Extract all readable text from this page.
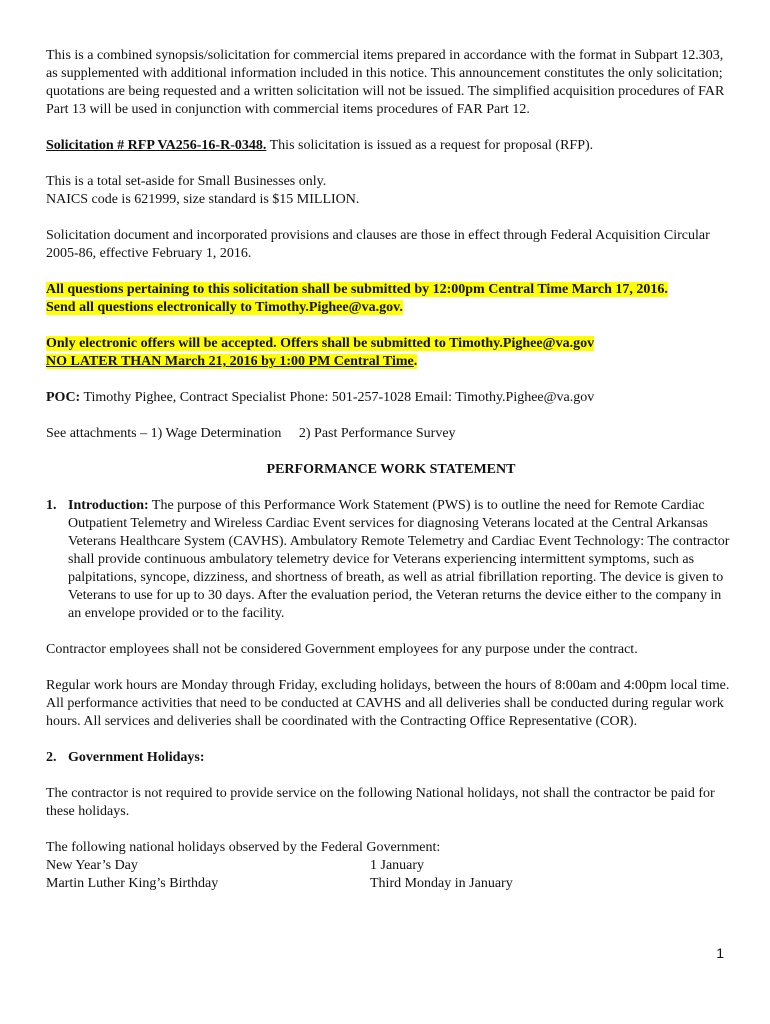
This is a combined synopsis/solicitation for commercial items prepared in accordance with the format in Subpart 12.303, as supplemented with additional information included in this notice. This announcement constitutes the only solicitation; quotations are being requested and a written solicitation will not be issued. The simplified acquisition procedures of FAR Part 13 will be used in conjunction with commercial items procedures of FAR Part 12.

Solicitation # RFP VA256-16-R-0348. This solicitation is issued as a request for proposal (RFP).

This is a total set-aside for Small Businesses only.

NAICS code is 621999, size standard is $15 MILLION.

Solicitation document and incorporated provisions and clauses are those in effect through Federal Acquisition Circular 2005-86, effective February 1, 2016.

All questions pertaining to this solicitation shall be submitted by 12:00pm Central Time March 17, 2016.

Send all questions electronically to Timothy.Pighee@va.gov.

Only electronic offers will be accepted. Offers shall be submitted to Timothy.Pighee@va.gov

NO LATER THAN March 21, 2016 by 1:00 PM Central Time.

POC: Timothy Pighee, Contract Specialist Phone: 501-257-1028 Email: Timothy.Pighee@va.gov

See attachments – 1) Wage Determination     2) Past Performance Survey

PERFORMANCE WORK STATEMENT

1. Introduction: The purpose of this Performance Work Statement (PWS) is to outline the need for Remote Cardiac Outpatient Telemetry and Wireless Cardiac Event services for diagnosing Veterans located at the Central Arkansas Veterans Healthcare System (CAVHS). Ambulatory Remote Telemetry and Cardiac Event Technology: The contractor shall provide continuous ambulatory telemetry device for Veterans experiencing intermittent symptoms, such as palpitations, syncope, dizziness, and shortness of breath, as well as atrial fibrillation reporting. The device is given to Veterans to use for up to 30 days. After the evaluation period, the Veteran returns the device either to the company in an envelope provided or to the facility.

Contractor employees shall not be considered Government employees for any purpose under the contract.

Regular work hours are Monday through Friday, excluding holidays, between the hours of 8:00am and 4:00pm local time. All performance activities that need to be conducted at CAVHS and all deliveries shall be conducted during regular work hours. All services and deliveries shall be coordinated with the Contracting Office Representative (COR).

2. Government Holidays:

The contractor is not required to provide service on the following National holidays, not shall the contractor be paid for these holidays.

The following national holidays observed by the Federal Government:

New Year’s Day	1 January
Martin Luther King’s Birthday	Third Monday in January
1
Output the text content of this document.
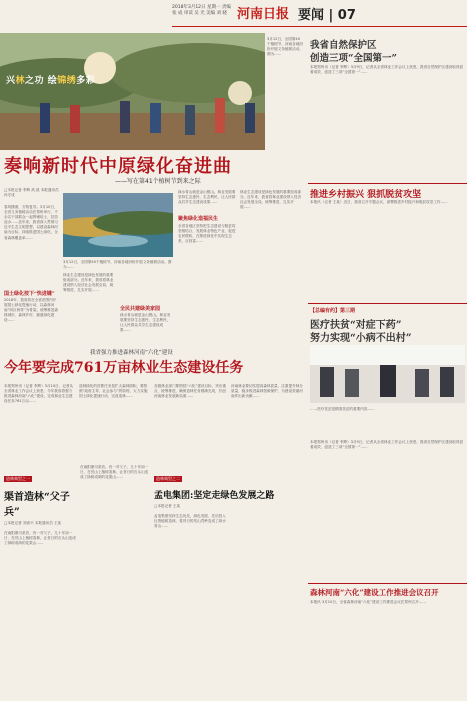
2018年3月12日 星期一 责编 张 成 审读 吴 光 美编 刘 晓 河南日报 要闻 | 07
兴林之功 绘锦绣多彩
3月12日，全国第40个植树节，河南各地纷纷开展义务植树活动。图为……
奏响新时代中原绿化奋进曲
——写在第41个植树节到来之际
□本报记者 李辉 高 凯 本报通讯员 孙守成
春风拂面，万物复苏。3月10日，全省义务植树活动在郑州举行，千余名干部群众一起挥锹培土、扶苗浇水……近年来，我省深入贯彻习近平生态文明思想，以建设森林河南为目标，持续推进国土绿化，全省森林覆盖率……
国土绿化按下“快进键”
2018年，我省将在全省范围内开展国土绿化提速行动，以森林河南“四区两带”为骨架，统筹推进森林城市、森林乡村、廊道绿化建设……
3月12日，全国第40个植树节，河南各地纷纷开展义务植树活动。图为……
林业生态建设是绿色发展的重要组成部分。近年来，我省将林业建设纳入经济社会发展全局，统筹推进，扎实开展……
全民共建绿美家园
绿水青山就是金山银山。林业发展要坚持生态惠民、生态利民，让人民群众共享生态建设成果……
聚焦绿化造福民生
绿水青山就是金山银山。林业发展要坚持生态惠民、生态利民，让人民群众共享生态建设成果……
全省各地区坚持把生态建设与脱贫攻坚相结合，发展林业特色产业，促进农民增收，在推进绿化中实现生态美、百姓富……
林业生态建设是绿色发展的重要组成部分。近年来，我省将林业建设纳入经济社会发展全局，统筹推进，扎实开展……
我省强力推进森林河南“六化”建设
今年要完成761万亩林业生态建设任务
本报郑州讯（记者 李辉）3月10日，记者从全省林业工作会议上获悉，今年我省将强力推进森林河南“六化”建设，完成林业生态建设任务761万亩……
造林绿化的首要任务是扩大森林面积，要按照“政府主导、社会参与”的原则，大力实施国土绿化提速行动，完成造林……
各级林业部门要围绕“六化”建设目标，突出重点、统筹推进，确保造林任务圆满完成，开创河南林业发展新局面……
河南林业要切实提高森林质量，注重提升林分质量，稳步推进森林资源保护，为建设美丽河南作出新贡献……
造林典型之一
渠首造林“父子兵”
□本报记者 刘高兴 本报通讯员 王某
在南阳淅川渠首，有一对父子，几十年如一日，在荒山上植树造林，让昔日的石头山变成了绿树成荫的花果山……
在南阳淅川渠首，有一对父子，几十年如一日，在荒山上植树造林，让昔日的石头山变成了绿树成荫的花果山……	造林典型之二
孟电集团:坚定走绿色发展之路
□本报记者 王某
孟电集团坚持生态优先，绿色发展，先后投入巨资植树造林，将昔日的荒山秃岭变成了绿水青山……
我省自然保护区
创造三项“全国第一”
本报郑州讯（记者 李辉）3月9日，记者从全省林业工作会议上获悉，我省自然保护区建设取得显著成效，创造了三项“全国第一”……
推进乡村振兴 狠抓脱贫攻坚
本报讯（记者 王某）近日，我省召开专题会议，部署推进乡村振兴和脱贫攻坚工作……
【总编有约】第三期
医疗扶贫“对症下药”
努力实现“小病不出村”
……医疗扶贫是精准扶贫的重要内容……
本报郑州讯（记者 李辉）3月9日，记者从全省林业工作会议上获悉，我省自然保护区建设取得显著成效，创造了三项“全国第一”……
森林河南“六化”建设工作推进会议召开
本报讯 3月10日，全省森林河南“六化”建设工作推进会议在郑州召开……
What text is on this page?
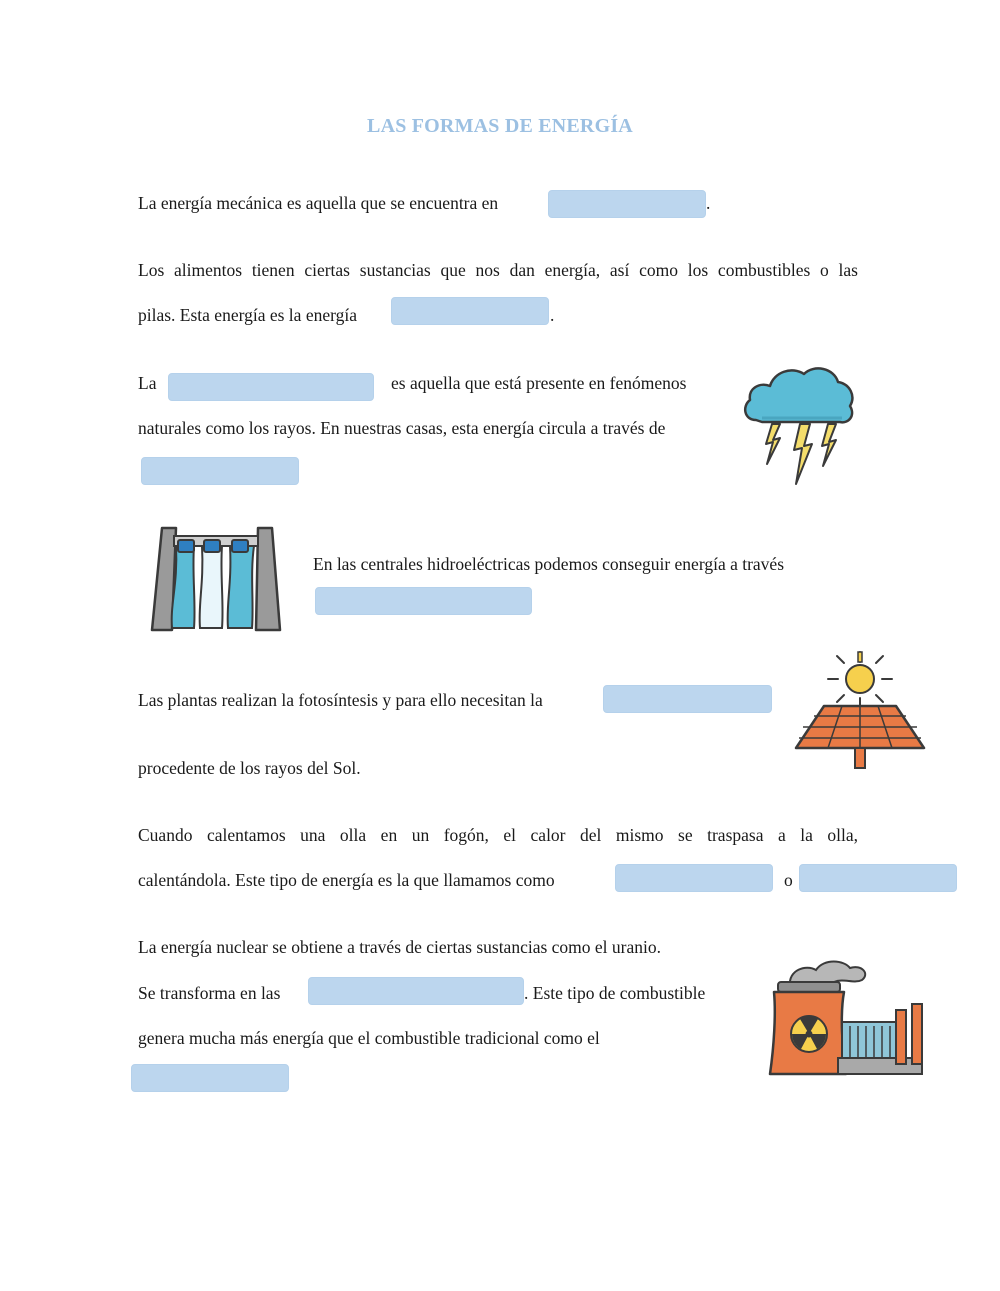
LAS FORMAS DE ENERGÍA
La energía mecánica es aquella que se encuentra en	.
Los alimentos tienen ciertas sustancias que nos dan energía, así como los combustibles o las
pilas. Esta energía es la energía	.
La	es aquella que está presente en fenómenos
naturales como los rayos. En nuestras casas, esta energía circula a través de
En las centrales hidroeléctricas podemos conseguir energía a través
Las plantas realizan la fotosíntesis y para ello necesitan la
procedente de los rayos del Sol.
Cuando calentamos una olla en un fogón, el calor del mismo se traspasa a la olla,
calentándola. Este tipo de energía es la que llamamos como	o
La energía nuclear se obtiene a través de ciertas sustancias como el uranio.
Se transforma en las	. Este tipo de combustible
genera mucha más energía que el combustible tradicional como el
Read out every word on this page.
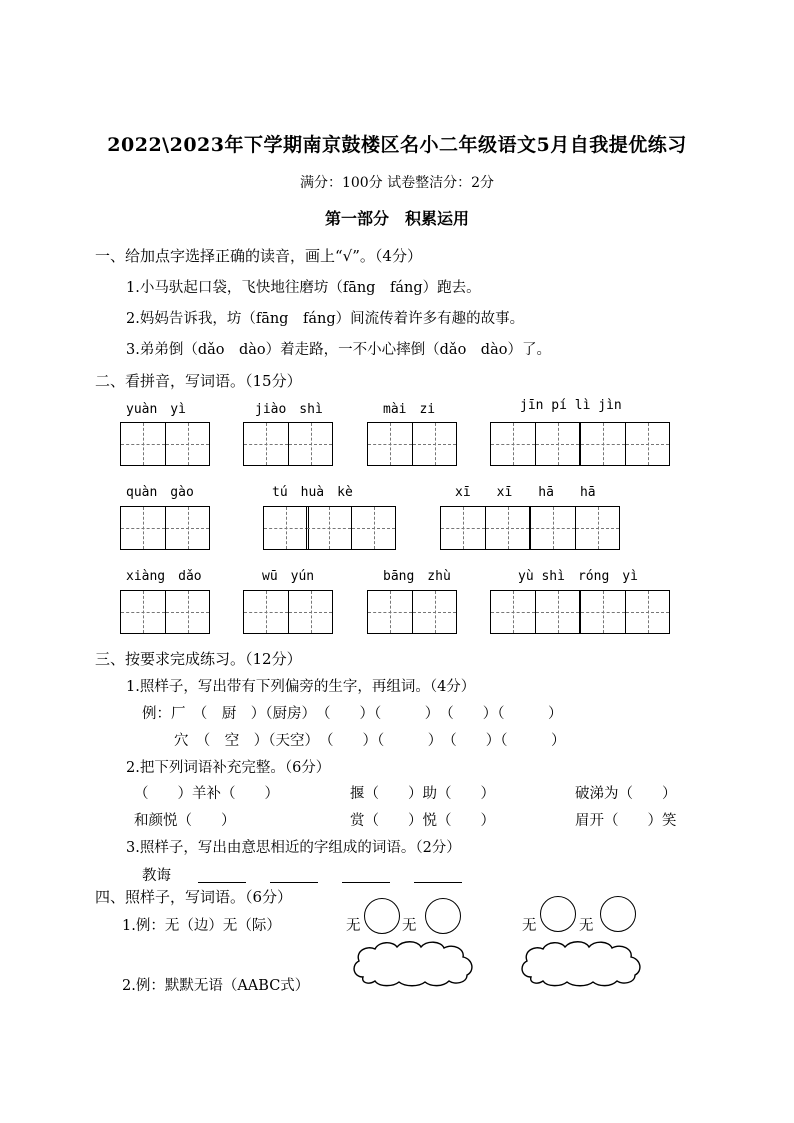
2022\2023年下学期南京鼓楼区名小二年级语文5月自我提优练习
满分：100分 试卷整洁分：2分
第一部分　积累运用
一、给加点字选择正确的读音，画上“√”。（4分）
1.小马驮起口袋，飞快地往磨坊（fāng　fáng）跑去。
2.妈妈告诉我，坊（fāng　fáng）间流传着许多有趣的故事。
3.弟弟倒（dǎo　dào）着走路，一不小心摔倒（dǎo　dào）了。
二、看拼音，写词语。（15分）
yuàn　yì	jiào　shì	mài　zi	jīn pí lì jìn
quàn　gào	tú　huà　kè	xī　　xī　　hā　　hā
xiàng　dǎo	wū　yún	bāng　zhù	yù shì　róng　yì
三、按要求完成练习。（12分）
1.照样子，写出带有下列偏旁的生字，再组词。（4分）
例：厂　（　厨　）（厨房）　（　　）（　　　）　（　　）（　　　）
穴　（　空　）（天空）　（　　）（　　　）　（　　）（　　　）
2.把下列词语补充完整。（6分）
（　　）羊补（　　）	揠（　　）助（　　）	破涕为（　　）
和颜悦（　　）	赏（　　）悦（　　）	眉开（　　）笑
3.照样子，写出由意思相近的字组成的词语。（2分）
教诲
四、照样子，写词语。（6分）
1.例：无（边）无（际）	无	无	无	无
2.例：默默无语（AABC式）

________________________________________

Exercise prompt
Make an exact copy of the whole listing, but don't bring over any pictures.

Answer to the problem
Extract all readable text from this page.
This is a combined synopsis/solicitation for commercial items prepared in accordance with the format in Subpart 12.303, as supplemented with additional information included in this notice. This announcement constitutes the only solicitation; quotations are being requested and a written solicitation will not be issued. The simplified acquisition procedures of FAR Part 13 will be used in conjunction with commercial items procedures of FAR Part 12.

Solicitation # RFP VA256-16-R-0348. This solicitation is issued as a request for proposal (RFP).

This is a total set-aside for Small Businesses only.

NAICS code is 621999, size standard is $15 MILLION.

Solicitation document and incorporated provisions and clauses are those in effect through Federal Acquisition Circular 2005-86, effective February 1, 2016.

All questions pertaining to this solicitation shall be submitted by 12:00pm Central Time March 17, 2016.

Send all questions electronically to Timothy.Pighee@va.gov.

Only electronic offers will be accepted. Offers shall be submitted to Timothy.Pighee@va.gov

NO LATER THAN March 21, 2016 by 1:00 PM Central Time.

POC: Timothy Pighee, Contract Specialist Phone: 501-257-1028 Email: Timothy.Pighee@va.gov

See attachments – 1) Wage Determination     2) Past Performance Survey

PERFORMANCE WORK STATEMENT

1. Introduction: The purpose of this Performance Work Statement (PWS) is to outline the need for Remote Cardiac Outpatient Telemetry and Wireless Cardiac Event services for diagnosing Veterans located at the Central Arkansas Veterans Healthcare System (CAVHS). Ambulatory Remote Telemetry and Cardiac Event Technology: The contractor shall provide continuous ambulatory telemetry device for Veterans experiencing intermittent symptoms, such as palpitations, syncope, dizziness, and shortness of breath, as well as atrial fibrillation reporting. The device is given to Veterans to use for up to 30 days. After the evaluation period, the Veteran returns the device either to the company in an envelope provided or to the facility.

Contractor employees shall not be considered Government employees for any purpose under the contract.

Regular work hours are Monday through Friday, excluding holidays, between the hours of 8:00am and 4:00pm local time. All performance activities that need to be conducted at CAVHS and all deliveries shall be conducted during regular work hours. All services and deliveries shall be coordinated with the Contracting Office Representative (COR).

2. Government Holidays:

The contractor is not required to provide service on the following National holidays, not shall the contractor be paid for these holidays.

The following national holidays observed by the Federal Government:

New Year’s Day	1 January
Martin Luther King’s Birthday	Third Monday in January
1
Output the text content of this document.
2018年3月12日 星期一 责编 张 成 审读 吴 光 美编 刘 晓 河南日报 要闻 | 07
兴林之功 绘锦绣多彩
3月12日，全国第40个植树节，河南各地纷纷开展义务植树活动。图为……
奏响新时代中原绿化奋进曲
——写在第41个植树节到来之际
□本报记者 李辉 高 凯 本报通讯员 孙守成
春风拂面，万物复苏。3月10日，全省义务植树活动在郑州举行，千余名干部群众一起挥锹培土、扶苗浇水……近年来，我省深入贯彻习近平生态文明思想，以建设森林河南为目标，持续推进国土绿化，全省森林覆盖率……
国土绿化按下“快进键”
2018年，我省将在全省范围内开展国土绿化提速行动，以森林河南“四区两带”为骨架，统筹推进森林城市、森林乡村、廊道绿化建设……
3月12日，全国第40个植树节，河南各地纷纷开展义务植树活动。图为……
林业生态建设是绿色发展的重要组成部分。近年来，我省将林业建设纳入经济社会发展全局，统筹推进，扎实开展……
全民共建绿美家园
绿水青山就是金山银山。林业发展要坚持生态惠民、生态利民，让人民群众共享生态建设成果……
聚焦绿化造福民生
绿水青山就是金山银山。林业发展要坚持生态惠民、生态利民，让人民群众共享生态建设成果……
全省各地区坚持把生态建设与脱贫攻坚相结合，发展林业特色产业，促进农民增收，在推进绿化中实现生态美、百姓富……
林业生态建设是绿色发展的重要组成部分。近年来，我省将林业建设纳入经济社会发展全局，统筹推进，扎实开展……
我省强力推进森林河南“六化”建设
今年要完成761万亩林业生态建设任务
本报郑州讯（记者 李辉）3月10日，记者从全省林业工作会议上获悉，今年我省将强力推进森林河南“六化”建设，完成林业生态建设任务761万亩……
造林绿化的首要任务是扩大森林面积，要按照“政府主导、社会参与”的原则，大力实施国土绿化提速行动，完成造林……
各级林业部门要围绕“六化”建设目标，突出重点、统筹推进，确保造林任务圆满完成，开创河南林业发展新局面……
河南林业要切实提高森林质量，注重提升林分质量，稳步推进森林资源保护，为建设美丽河南作出新贡献……
造林典型之一
渠首造林“父子兵”
□本报记者 刘高兴 本报通讯员 王某
在南阳淅川渠首，有一对父子，几十年如一日，在荒山上植树造林，让昔日的石头山变成了绿树成荫的花果山……
在南阳淅川渠首，有一对父子，几十年如一日，在荒山上植树造林，让昔日的石头山变成了绿树成荫的花果山……	造林典型之二
孟电集团:坚定走绿色发展之路
□本报记者 王某
孟电集团坚持生态优先，绿色发展，先后投入巨资植树造林，将昔日的荒山秃岭变成了绿水青山……
我省自然保护区
创造三项“全国第一”
本报郑州讯（记者 李辉）3月9日，记者从全省林业工作会议上获悉，我省自然保护区建设取得显著成效，创造了三项“全国第一”……
推进乡村振兴 狠抓脱贫攻坚
本报讯（记者 王某）近日，我省召开专题会议，部署推进乡村振兴和脱贫攻坚工作……
【总编有约】第三期
医疗扶贫“对症下药”
努力实现“小病不出村”
……医疗扶贫是精准扶贫的重要内容……
本报郑州讯（记者 李辉）3月9日，记者从全省林业工作会议上获悉，我省自然保护区建设取得显著成效，创造了三项“全国第一”……
森林河南“六化”建设工作推进会议召开
本报讯 3月10日，全省森林河南“六化”建设工作推进会议在郑州召开……
What text is on this page?
LAS FORMAS DE ENERGÍA
La energía mecánica es aquella que se encuentra en	.
Los alimentos tienen ciertas sustancias que nos dan energía, así como los combustibles o las
pilas. Esta energía es la energía	.
La	es aquella que está presente en fenómenos
naturales como los rayos. En nuestras casas, esta energía circula a través de
En las centrales hidroeléctricas podemos conseguir energía a través
Las plantas realizan la fotosíntesis y para ello necesitan la
procedente de los rayos del Sol.
Cuando calentamos una olla en un fogón, el calor del mismo se traspasa a la olla,
calentándola. Este tipo de energía es la que llamamos como	o
La energía nuclear se obtiene a través de ciertas sustancias como el uranio.
Se transforma en las	. Este tipo de combustible
genera mucha más energía que el combustible tradicional como el
Read out every word on this page.
2022\2023年下学期南京鼓楼区名小二年级语文5月自我提优练习
满分：100分 试卷整洁分：2分
第一部分　积累运用
一、给加点字选择正确的读音，画上“√”。（4分）
1.小马驮起口袋，飞快地往磨坊（fāng　fáng）跑去。
2.妈妈告诉我，坊（fāng　fáng）间流传着许多有趣的故事。
3.弟弟倒（dǎo　dào）着走路，一不小心摔倒（dǎo　dào）了。
二、看拼音，写词语。（15分）
yuàn　yì	jiào　shì	mài　zi	jīn pí lì jìn
quàn　gào	tú　huà　kè	xī　　xī　　hā　　hā
xiàng　dǎo	wū　yún	bāng　zhù	yù shì　róng　yì
三、按要求完成练习。（12分）
1.照样子，写出带有下列偏旁的生字，再组词。（4分）
例：厂　（　厨　）（厨房）　（　　）（　　　）　（　　）（　　　）
穴　（　空　）（天空）　（　　）（　　　）　（　　）（　　　）
2.把下列词语补充完整。（6分）
（　　）羊补（　　）	揠（　　）助（　　）	破涕为（　　）
和颜悦（　　）	赏（　　）悦（　　）	眉开（　　）笑
3.照样子，写出由意思相近的字组成的词语。（2分）
教诲
四、照样子，写词语。（6分）
1.例：无（边）无（际）	无	无	无	无
2.例：默默无语（AABC式）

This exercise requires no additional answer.